* [TASK DESCRIPTION]
Retype nothing but the lines running from the line that contains "Convert this screenshot" to the last line, both ends included, and skip every image.

═══ RECORDS PROVIDED ═══

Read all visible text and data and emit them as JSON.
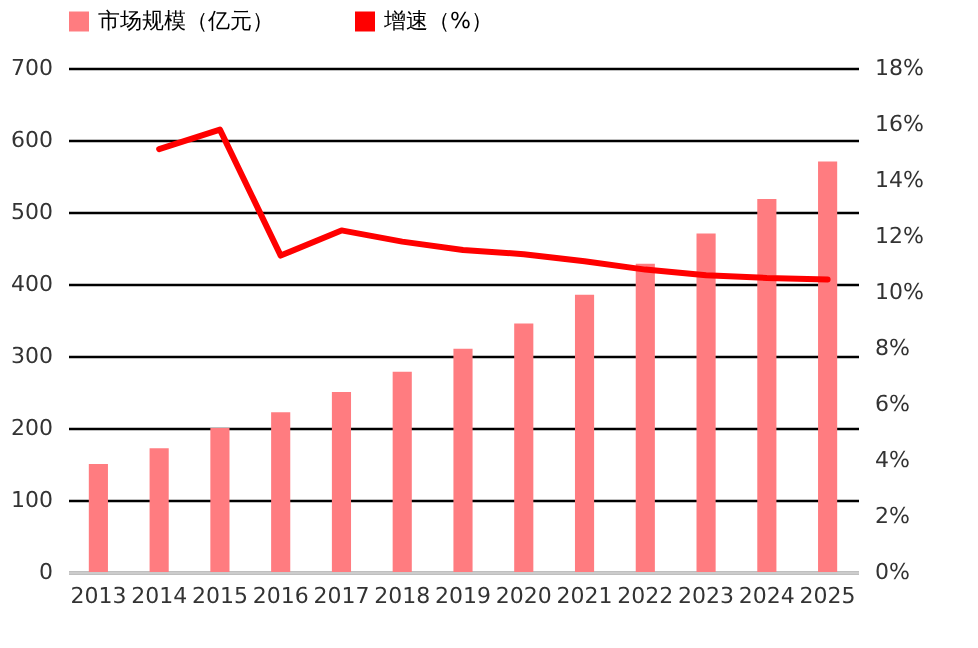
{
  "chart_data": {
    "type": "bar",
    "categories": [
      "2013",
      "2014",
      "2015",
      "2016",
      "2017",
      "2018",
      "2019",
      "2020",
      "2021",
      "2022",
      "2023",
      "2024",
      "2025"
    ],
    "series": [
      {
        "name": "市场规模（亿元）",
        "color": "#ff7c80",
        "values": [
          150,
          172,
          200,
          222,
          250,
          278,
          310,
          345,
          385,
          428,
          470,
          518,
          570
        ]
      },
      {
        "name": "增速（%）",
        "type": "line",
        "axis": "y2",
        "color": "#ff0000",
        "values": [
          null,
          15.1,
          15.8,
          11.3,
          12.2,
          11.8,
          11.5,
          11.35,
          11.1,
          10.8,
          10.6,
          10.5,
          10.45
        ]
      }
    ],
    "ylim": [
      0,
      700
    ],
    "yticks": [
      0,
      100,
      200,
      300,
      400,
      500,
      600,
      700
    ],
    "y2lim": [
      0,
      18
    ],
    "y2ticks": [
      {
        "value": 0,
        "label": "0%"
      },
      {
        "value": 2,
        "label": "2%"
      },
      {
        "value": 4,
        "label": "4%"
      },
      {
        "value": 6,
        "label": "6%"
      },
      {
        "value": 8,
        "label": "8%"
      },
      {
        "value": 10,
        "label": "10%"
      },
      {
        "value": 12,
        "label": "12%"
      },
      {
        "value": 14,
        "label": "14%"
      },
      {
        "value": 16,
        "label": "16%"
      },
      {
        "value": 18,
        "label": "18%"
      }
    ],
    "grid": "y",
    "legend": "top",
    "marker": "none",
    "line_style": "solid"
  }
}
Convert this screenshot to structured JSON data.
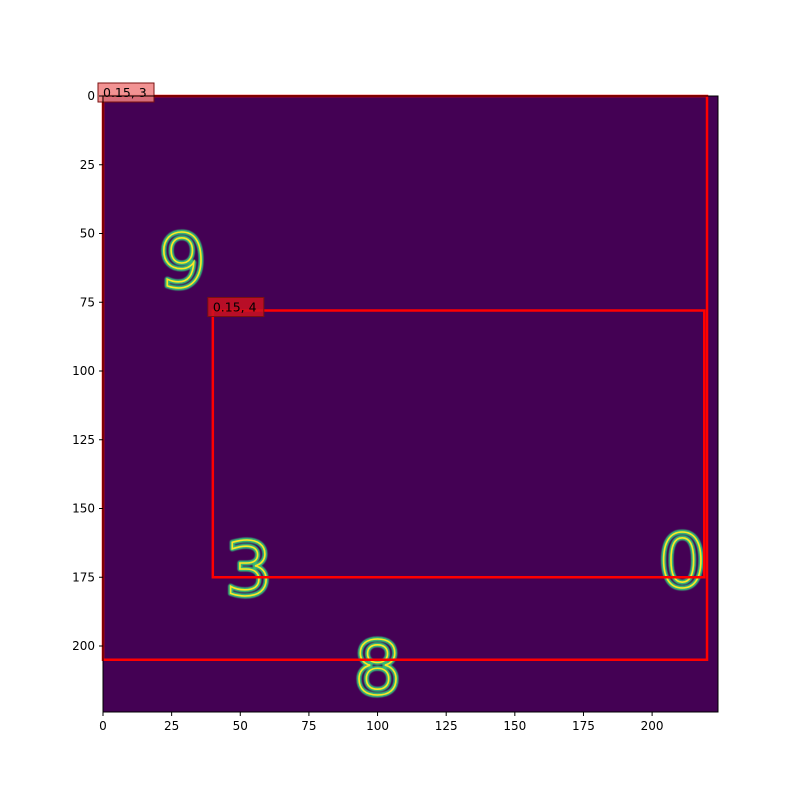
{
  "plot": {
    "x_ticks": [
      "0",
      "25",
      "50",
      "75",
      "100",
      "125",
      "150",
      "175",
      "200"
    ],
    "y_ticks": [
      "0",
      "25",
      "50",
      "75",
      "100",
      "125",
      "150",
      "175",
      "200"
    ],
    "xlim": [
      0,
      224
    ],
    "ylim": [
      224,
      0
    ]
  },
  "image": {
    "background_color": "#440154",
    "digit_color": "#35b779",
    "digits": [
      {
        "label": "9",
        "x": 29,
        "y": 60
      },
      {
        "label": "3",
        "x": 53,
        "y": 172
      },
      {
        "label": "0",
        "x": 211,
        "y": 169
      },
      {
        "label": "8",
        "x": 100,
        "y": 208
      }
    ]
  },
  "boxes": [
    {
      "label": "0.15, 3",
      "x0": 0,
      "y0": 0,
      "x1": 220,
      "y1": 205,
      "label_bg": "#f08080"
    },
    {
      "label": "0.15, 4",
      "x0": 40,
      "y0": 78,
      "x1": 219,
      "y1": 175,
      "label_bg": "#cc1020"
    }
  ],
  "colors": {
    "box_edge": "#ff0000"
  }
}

═══

* [EXERCISE SOLUTION]
Convert this screenshot to structured JSON data.
{
  "plot": {
    "x_ticks": [
      "0",
      "25",
      "50",
      "75",
      "100",
      "125",
      "150",
      "175",
      "200"
    ],
    "y_ticks": [
      "0",
      "25",
      "50",
      "75",
      "100",
      "125",
      "150",
      "175",
      "200"
    ],
    "xlim": [
      0,
      224
    ],
    "ylim": [
      224,
      0
    ]
  },
  "image": {
    "background_color": "#440154",
    "digit_color": "#35b779",
    "digits": [
      {
        "label": "9",
        "x": 29,
        "y": 60
      },
      {
        "label": "3",
        "x": 53,
        "y": 172
      },
      {
        "label": "0",
        "x": 211,
        "y": 169
      },
      {
        "label": "8",
        "x": 100,
        "y": 208
      }
    ]
  },
  "boxes": [
    {
      "label": "0.15, 3",
      "x0": 0,
      "y0": 0,
      "x1": 220,
      "y1": 205,
      "label_bg": "#f08080"
    },
    {
      "label": "0.15, 4",
      "x0": 40,
      "y0": 78,
      "x1": 219,
      "y1": 175,
      "label_bg": "#cc1020"
    }
  ],
  "colors": {
    "box_edge": "#ff0000"
  }
}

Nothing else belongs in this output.